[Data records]
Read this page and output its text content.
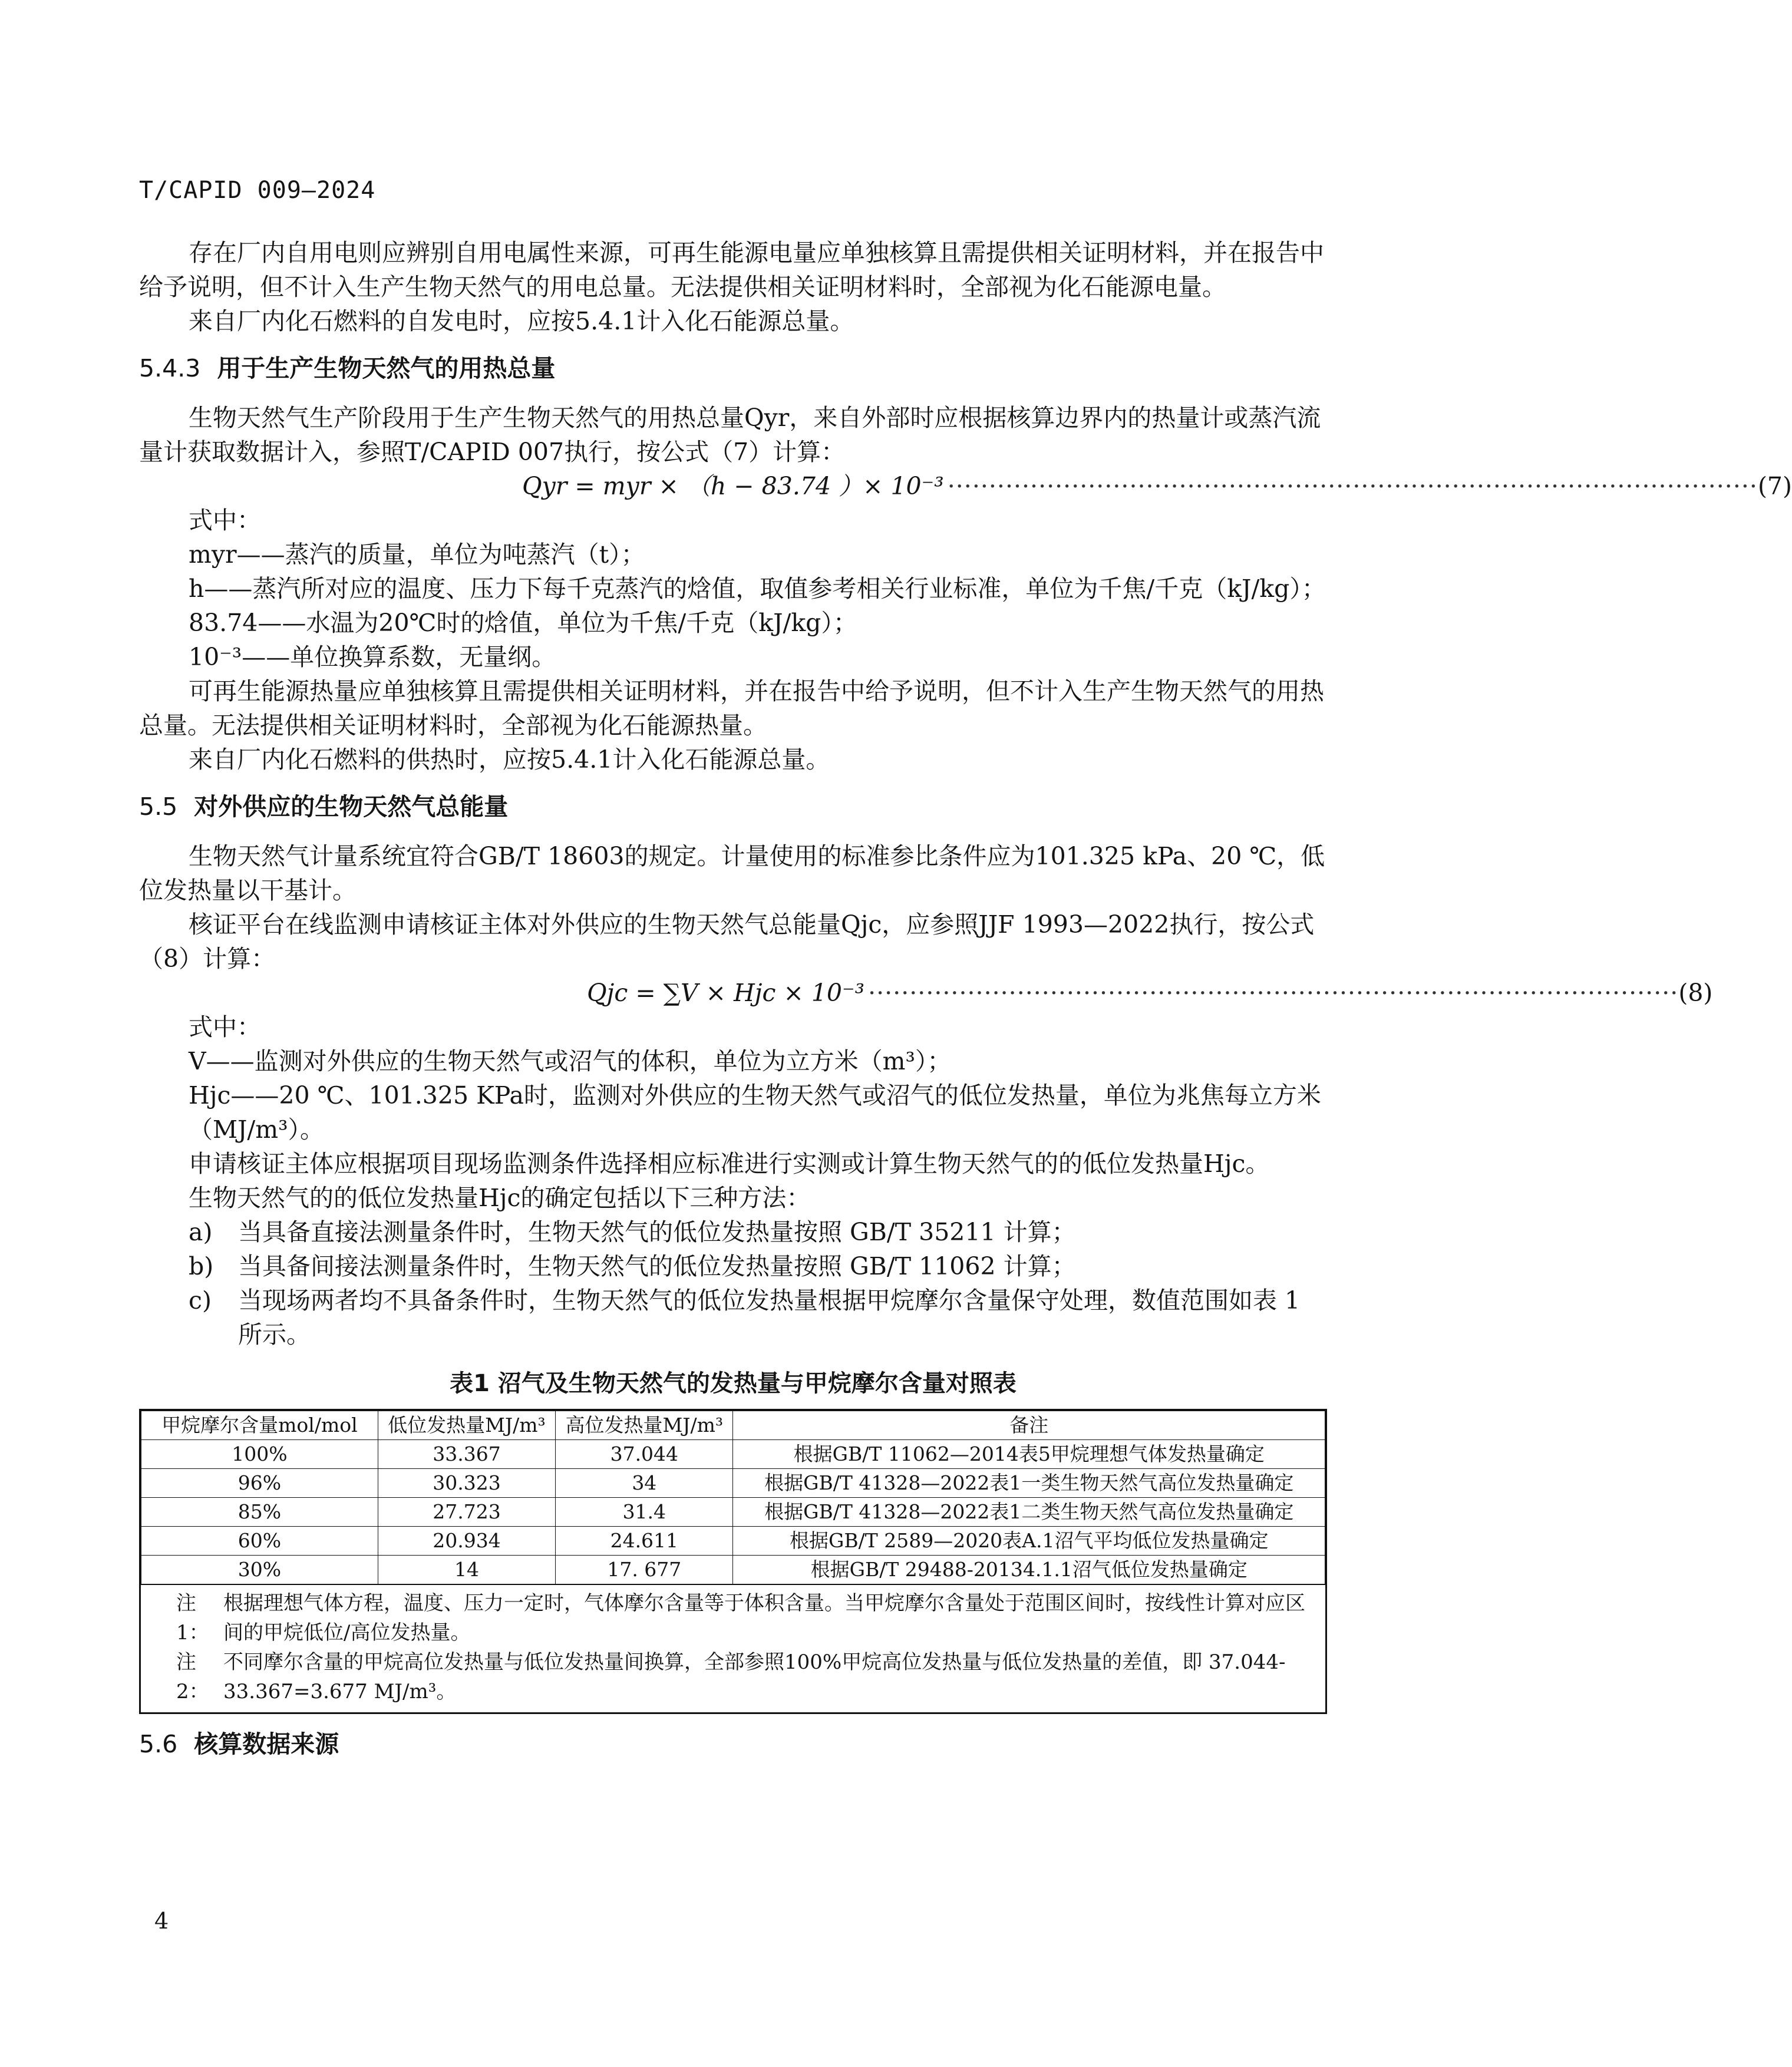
T/CAPID 009—2024

存在厂内自用电则应辨别自用电属性来源，可再生能源电量应单独核算且需提供相关证明材料，并在报告中给予说明，但不计入生产生物天然气的用电总量。无法提供相关证明材料时，全部视为化石能源电量。

来自厂内化石燃料的自发电时，应按5.4.1计入化石能源总量。

5.4.3 用于生产生物天然气的用热总量

生物天然气生产阶段用于生产生物天然气的用热总量Qyr，来自外部时应根据核算边界内的热量计或蒸汽流量计获取数据计入，参照T/CAPID 007执行，按公式（7）计算：

Qyr = myr × （h − 83.74 ）× 10⁻³ ·································································································· (7)

式中：

myr——蒸汽的质量，单位为吨蒸汽（t）；

h——蒸汽所对应的温度、压力下每千克蒸汽的焓值，取值参考相关行业标准，单位为千焦/千克（kJ/kg）；

83.74——水温为20℃时的焓值，单位为千焦/千克（kJ/kg）；

10⁻³——单位换算系数，无量纲。

可再生能源热量应单独核算且需提供相关证明材料，并在报告中给予说明，但不计入生产生物天然气的用热总量。无法提供相关证明材料时，全部视为化石能源热量。

来自厂内化石燃料的供热时，应按5.4.1计入化石能源总量。

5.5 对外供应的生物天然气总能量

生物天然气计量系统宜符合GB/T 18603的规定。计量使用的标准参比条件应为101.325 kPa、20 ℃，低位发热量以干基计。

核证平台在线监测申请核证主体对外供应的生物天然气总能量Qjc，应参照JJF 1993—2022执行，按公式（8）计算：

Qjc = ∑V × Hjc × 10⁻³ ·································································································· (8)

式中：

V——监测对外供应的生物天然气或沼气的体积，单位为立方米（m³）；

Hjc——20 ℃、101.325 KPa时，监测对外供应的生物天然气或沼气的低位发热量，单位为兆焦每立方米（MJ/m³）。

申请核证主体应根据项目现场监测条件选择相应标准进行实测或计算生物天然气的的低位发热量Hjc。

生物天然气的的低位发热量Hjc的确定包括以下三种方法：

a)	当具备直接法测量条件时，生物天然气的低位发热量按照 GB/T 35211 计算；
b)	当具备间接法测量条件时，生物天然气的低位发热量按照 GB/T 11062 计算；
c)	当现场两者均不具备条件时，生物天然气的低位发热量根据甲烷摩尔含量保守处理，数值范围如表 1 所示。
表1 沼气及生物天然气的发热量与甲烷摩尔含量对照表
甲烷摩尔含量mol/mol	低位发热量MJ/m³	高位发热量MJ/m³	备注
100%	33.367	37.044	根据GB/T 11062—2014表5甲烷理想气体发热量确定
96%	30.323	34	根据GB/T 41328—2022表1一类生物天然气高位发热量确定
85%	27.723	31.4	根据GB/T 41328—2022表1二类生物天然气高位发热量确定
60%	20.934	24.611	根据GB/T 2589—2020表A.1沼气平均低位发热量确定
30%	14	17. 677	根据GB/T 29488-20134.1.1沼气低位发热量确定
注1：
根据理想气体方程，温度、压力一定时，气体摩尔含量等于体积含量。当甲烷摩尔含量处于范围区间时，按线性计算对应区间的甲烷低位/高位发热量。
注2：
不同摩尔含量的甲烷高位发热量与低位发热量间换算，全部参照100%甲烷高位发热量与低位发热量的差值，即 37.044-33.367=3.677 MJ/m³。
5.6 核算数据来源
4
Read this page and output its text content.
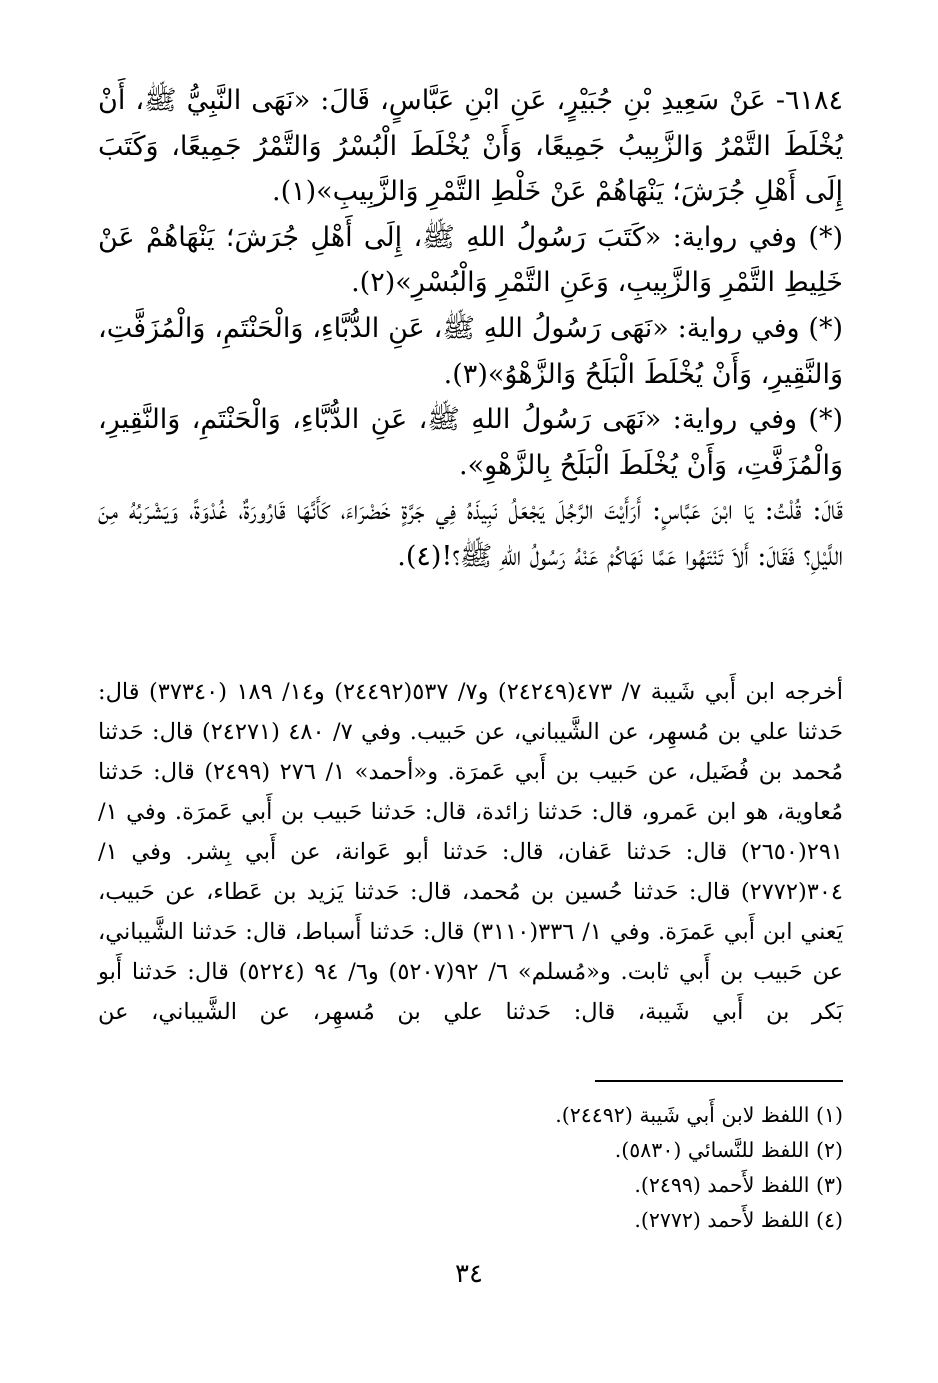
٦١٨٤- عَنْ سَعِيدِ بْنِ جُبَيْرٍ، عَنِ ابْنِ عَبَّاسٍ، قَالَ: «نَهَى النَّبِيُّ ﷺ، أَنْ يُخْلَطَ التَّمْرُ وَالزَّبِيبُ جَمِيعًا، وَأَنْ يُخْلَطَ الْبُسْرُ وَالتَّمْرُ جَمِيعًا، وَكَتَبَ إِلَى أَهْلِ جُرَشَ؛ يَنْهَاهُمْ عَنْ خَلْطِ التَّمْرِ وَالزَّبِيبِ»(١).

(*) وفي رواية: «كَتَبَ رَسُولُ اللهِ ﷺ، إِلَى أَهْلِ جُرَشَ؛ يَنْهَاهُمْ عَنْ خَلِيطِ التَّمْرِ وَالزَّبِيبِ، وَعَنِ التَّمْرِ وَالْبُسْرِ»(٢).

(*) وفي رواية: «نَهَى رَسُولُ اللهِ ﷺ، عَنِ الدُّبَّاءِ، وَالْحَنْتَمِ، وَالْمُزَفَّتِ، وَالنَّقِيرِ، وَأَنْ يُخْلَطَ الْبَلَحُ وَالزَّهْوُ»(٣).

(*) وفي رواية: «نَهَى رَسُولُ اللهِ ﷺ، عَنِ الدُّبَّاءِ، وَالْحَنْتَمِ، وَالنَّقِيرِ، وَالْمُزَفَّتِ، وَأَنْ يُخْلَطَ الْبَلَحُ بِالزَّهْوِ».

قَالَ: قُلْتُ: يَا ابْنَ عَبَّاسٍ: أَرَأَيْتَ الرَّجُلَ يَجْعَلُ نَبِيذَهُ فِي جَرَّةٍ خَضْرَاءَ، كَأَنَّهَا قَارُورَةٌ، غُدْوَةً، وَيَشْرَبُهُ مِنَ اللَّيْلِ؟ فَقَالَ: أَلاَ تَنْتَهُوا عَمَّا نَهَاكُمْ عَنْهُ رَسُولُ اللهِ ﷺ؟!(٤).

أخرجه ابن أَبي شَيبة ٧/ ٤٧٣(٢٤٢٤٩) و٧/ ٥٣٧(٢٤٤٩٢) و١٤/ ١٨٩ (٣٧٣٤٠) قال: حَدثنا علي بن مُسهِر، عن الشَّيباني، عن حَبيب. وفي ٧/ ٤٨٠ (٢٤٢٧١) قال: حَدثنا مُحمد بن فُضَيل، عن حَبيب بن أَبي عَمرَة. و«أحمد» ١/ ٢٧٦ (٢٤٩٩) قال: حَدثنا مُعاوية، هو ابن عَمرو، قال: حَدثنا زائدة، قال: حَدثنا حَبيب بن أَبي عَمرَة. وفي ١/ ٢٩١(٢٦٥٠) قال: حَدثنا عَفان، قال: حَدثنا أبو عَوانة، عن أَبي بِشر. وفي ١/ ٣٠٤(٢٧٧٢) قال: حَدثنا حُسين بن مُحمد، قال: حَدثنا يَزيد بن عَطاء، عن حَبيب، يَعني ابن أَبي عَمرَة. وفي ١/ ٣٣٦(٣١١٠) قال: حَدثنا أَسباط، قال: حَدثنا الشَّيباني، عن حَبيب بن أَبي ثابت. و«مُسلم» ٦/ ٩٢(٥٢٠٧) و٦/ ٩٤ (٥٢٢٤) قال: حَدثنا أَبو بَكر بن أَبي شَيبة، قال: حَدثنا علي بن مُسهِر، عن الشَّيباني، عن

(١) اللفظ لابن أَبي شَيبة (٢٤٤٩٢).
(٢) اللفظ للنَّسائي (٥٨٣٠).
(٣) اللفظ لأَحمد (٢٤٩٩).
(٤) اللفظ لأَحمد (٢٧٧٢).
٣٤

* _Exercise prompt_
Leave the pictures out and print the records above exactly as they stand.

* _Exercise result_
Read this page and output its text content.
T/CAPID 009—2024

存在厂内自用电则应辨别自用电属性来源，可再生能源电量应单独核算且需提供相关证明材料，并在报告中给予说明，但不计入生产生物天然气的用电总量。无法提供相关证明材料时，全部视为化石能源电量。

来自厂内化石燃料的自发电时，应按5.4.1计入化石能源总量。

5.4.3 用于生产生物天然气的用热总量

生物天然气生产阶段用于生产生物天然气的用热总量Qyr，来自外部时应根据核算边界内的热量计或蒸汽流量计获取数据计入，参照T/CAPID 007执行，按公式（7）计算：

Qyr = myr × （h − 83.74 ）× 10⁻³ ·································································································· (7)

式中：

myr——蒸汽的质量，单位为吨蒸汽（t）；

h——蒸汽所对应的温度、压力下每千克蒸汽的焓值，取值参考相关行业标准，单位为千焦/千克（kJ/kg）；

83.74——水温为20℃时的焓值，单位为千焦/千克（kJ/kg）；

10⁻³——单位换算系数，无量纲。

可再生能源热量应单独核算且需提供相关证明材料，并在报告中给予说明，但不计入生产生物天然气的用热总量。无法提供相关证明材料时，全部视为化石能源热量。

来自厂内化石燃料的供热时，应按5.4.1计入化石能源总量。

5.5 对外供应的生物天然气总能量

生物天然气计量系统宜符合GB/T 18603的规定。计量使用的标准参比条件应为101.325 kPa、20 ℃，低位发热量以干基计。

核证平台在线监测申请核证主体对外供应的生物天然气总能量Qjc，应参照JJF 1993—2022执行，按公式（8）计算：

Qjc = ∑V × Hjc × 10⁻³ ·································································································· (8)

式中：

V——监测对外供应的生物天然气或沼气的体积，单位为立方米（m³）；

Hjc——20 ℃、101.325 KPa时，监测对外供应的生物天然气或沼气的低位发热量，单位为兆焦每立方米（MJ/m³）。

申请核证主体应根据项目现场监测条件选择相应标准进行实测或计算生物天然气的的低位发热量Hjc。

生物天然气的的低位发热量Hjc的确定包括以下三种方法：

a)	当具备直接法测量条件时，生物天然气的低位发热量按照 GB/T 35211 计算；
b)	当具备间接法测量条件时，生物天然气的低位发热量按照 GB/T 11062 计算；
c)	当现场两者均不具备条件时，生物天然气的低位发热量根据甲烷摩尔含量保守处理，数值范围如表 1 所示。
表1 沼气及生物天然气的发热量与甲烷摩尔含量对照表
甲烷摩尔含量mol/mol	低位发热量MJ/m³	高位发热量MJ/m³	备注
100%	33.367	37.044	根据GB/T 11062—2014表5甲烷理想气体发热量确定
96%	30.323	34	根据GB/T 41328—2022表1一类生物天然气高位发热量确定
85%	27.723	31.4	根据GB/T 41328—2022表1二类生物天然气高位发热量确定
60%	20.934	24.611	根据GB/T 2589—2020表A.1沼气平均低位发热量确定
30%	14	17. 677	根据GB/T 29488-20134.1.1沼气低位发热量确定
注1：
根据理想气体方程，温度、压力一定时，气体摩尔含量等于体积含量。当甲烷摩尔含量处于范围区间时，按线性计算对应区间的甲烷低位/高位发热量。
注2：
不同摩尔含量的甲烷高位发热量与低位发热量间换算，全部参照100%甲烷高位发热量与低位发热量的差值，即 37.044-33.367=3.677 MJ/m³。
5.6 核算数据来源
4
Read this page and output its text content.
٦١٨٤- عَنْ سَعِيدِ بْنِ جُبَيْرٍ، عَنِ ابْنِ عَبَّاسٍ، قَالَ: «نَهَى النَّبِيُّ ﷺ، أَنْ يُخْلَطَ التَّمْرُ وَالزَّبِيبُ جَمِيعًا، وَأَنْ يُخْلَطَ الْبُسْرُ وَالتَّمْرُ جَمِيعًا، وَكَتَبَ إِلَى أَهْلِ جُرَشَ؛ يَنْهَاهُمْ عَنْ خَلْطِ التَّمْرِ وَالزَّبِيبِ»(١).

(*) وفي رواية: «كَتَبَ رَسُولُ اللهِ ﷺ، إِلَى أَهْلِ جُرَشَ؛ يَنْهَاهُمْ عَنْ خَلِيطِ التَّمْرِ وَالزَّبِيبِ، وَعَنِ التَّمْرِ وَالْبُسْرِ»(٢).

(*) وفي رواية: «نَهَى رَسُولُ اللهِ ﷺ، عَنِ الدُّبَّاءِ، وَالْحَنْتَمِ، وَالْمُزَفَّتِ، وَالنَّقِيرِ، وَأَنْ يُخْلَطَ الْبَلَحُ وَالزَّهْوُ»(٣).

(*) وفي رواية: «نَهَى رَسُولُ اللهِ ﷺ، عَنِ الدُّبَّاءِ، وَالْحَنْتَمِ، وَالنَّقِيرِ، وَالْمُزَفَّتِ، وَأَنْ يُخْلَطَ الْبَلَحُ بِالزَّهْوِ».

قَالَ: قُلْتُ: يَا ابْنَ عَبَّاسٍ: أَرَأَيْتَ الرَّجُلَ يَجْعَلُ نَبِيذَهُ فِي جَرَّةٍ خَضْرَاءَ، كَأَنَّهَا قَارُورَةٌ، غُدْوَةً، وَيَشْرَبُهُ مِنَ اللَّيْلِ؟ فَقَالَ: أَلاَ تَنْتَهُوا عَمَّا نَهَاكُمْ عَنْهُ رَسُولُ اللهِ ﷺ؟!(٤).

أخرجه ابن أَبي شَيبة ٧/ ٤٧٣(٢٤٢٤٩) و٧/ ٥٣٧(٢٤٤٩٢) و١٤/ ١٨٩ (٣٧٣٤٠) قال: حَدثنا علي بن مُسهِر، عن الشَّيباني، عن حَبيب. وفي ٧/ ٤٨٠ (٢٤٢٧١) قال: حَدثنا مُحمد بن فُضَيل، عن حَبيب بن أَبي عَمرَة. و«أحمد» ١/ ٢٧٦ (٢٤٩٩) قال: حَدثنا مُعاوية، هو ابن عَمرو، قال: حَدثنا زائدة، قال: حَدثنا حَبيب بن أَبي عَمرَة. وفي ١/ ٢٩١(٢٦٥٠) قال: حَدثنا عَفان، قال: حَدثنا أبو عَوانة، عن أَبي بِشر. وفي ١/ ٣٠٤(٢٧٧٢) قال: حَدثنا حُسين بن مُحمد، قال: حَدثنا يَزيد بن عَطاء، عن حَبيب، يَعني ابن أَبي عَمرَة. وفي ١/ ٣٣٦(٣١١٠) قال: حَدثنا أَسباط، قال: حَدثنا الشَّيباني، عن حَبيب بن أَبي ثابت. و«مُسلم» ٦/ ٩٢(٥٢٠٧) و٦/ ٩٤ (٥٢٢٤) قال: حَدثنا أَبو بَكر بن أَبي شَيبة، قال: حَدثنا علي بن مُسهِر، عن الشَّيباني، عن

(١) اللفظ لابن أَبي شَيبة (٢٤٤٩٢).
(٢) اللفظ للنَّسائي (٥٨٣٠).
(٣) اللفظ لأَحمد (٢٤٩٩).
(٤) اللفظ لأَحمد (٢٧٧٢).
٣٤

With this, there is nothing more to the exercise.